# CHALLENGE
Exactly as they appear, output all of the records. Skip any images.

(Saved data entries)
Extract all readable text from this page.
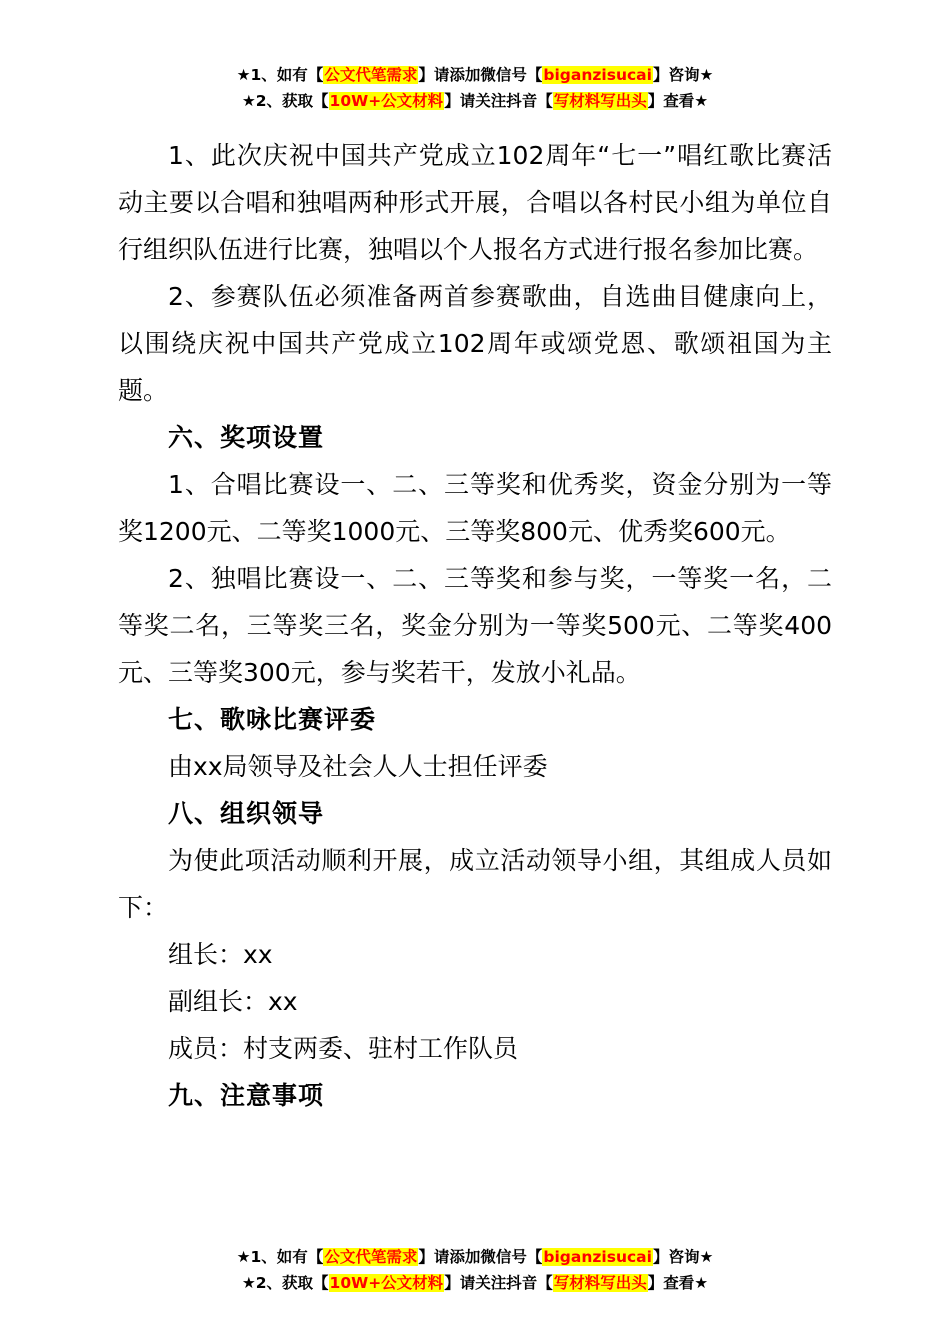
★1、如有【公文代笔需求】请添加微信号【biganzisucai】咨询★
★2、获取【10W+公文材料】请关注抖音【写材料写出头】查看★

1、此次庆祝中国共产党成立102周年“七一”唱红歌比赛活动主要以合唱和独唱两种形式开展，合唱以各村民小组为单位自行组织队伍进行比赛，独唱以个人报名方式进行报名参加比赛。

2、参赛队伍必须准备两首参赛歌曲，自选曲目健康向上，以围绕庆祝中国共产党成立102周年或颂党恩、歌颂祖国为主题。

六、奖项设置

1、合唱比赛设一、二、三等奖和优秀奖，资金分别为一等奖1200元、二等奖1000元、三等奖800元、优秀奖600元。

2、独唱比赛设一、二、三等奖和参与奖，一等奖一名，二等奖二名，三等奖三名，奖金分别为一等奖500元、二等奖400元、三等奖300元，参与奖若干，发放小礼品。

七、歌咏比赛评委

由xx局领导及社会人人士担任评委

八、组织领导

为使此项活动顺利开展，成立活动领导小组，其组成人员如下：

组长：xx

副组长：xx

成员：村支两委、驻村工作队员

九、注意事项

★1、如有【公文代笔需求】请添加微信号【biganzisucai】咨询★
★2、获取【10W+公文材料】请关注抖音【写材料写出头】查看★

# SOLUTION TO THIS EXERCISE
Extract all readable text from this page.
★1、如有【公文代笔需求】请添加微信号【biganzisucai】咨询★
★2、获取【10W+公文材料】请关注抖音【写材料写出头】查看★

1、此次庆祝中国共产党成立102周年“七一”唱红歌比赛活动主要以合唱和独唱两种形式开展，合唱以各村民小组为单位自行组织队伍进行比赛，独唱以个人报名方式进行报名参加比赛。

2、参赛队伍必须准备两首参赛歌曲，自选曲目健康向上，以围绕庆祝中国共产党成立102周年或颂党恩、歌颂祖国为主题。

六、奖项设置

1、合唱比赛设一、二、三等奖和优秀奖，资金分别为一等奖1200元、二等奖1000元、三等奖800元、优秀奖600元。

2、独唱比赛设一、二、三等奖和参与奖，一等奖一名，二等奖二名，三等奖三名，奖金分别为一等奖500元、二等奖400元、三等奖300元，参与奖若干，发放小礼品。

七、歌咏比赛评委

由xx局领导及社会人人士担任评委

八、组织领导

为使此项活动顺利开展，成立活动领导小组，其组成人员如下：

组长：xx

副组长：xx

成员：村支两委、驻村工作队员

九、注意事项

★1、如有【公文代笔需求】请添加微信号【biganzisucai】咨询★
★2、获取【10W+公文材料】请关注抖音【写材料写出头】查看★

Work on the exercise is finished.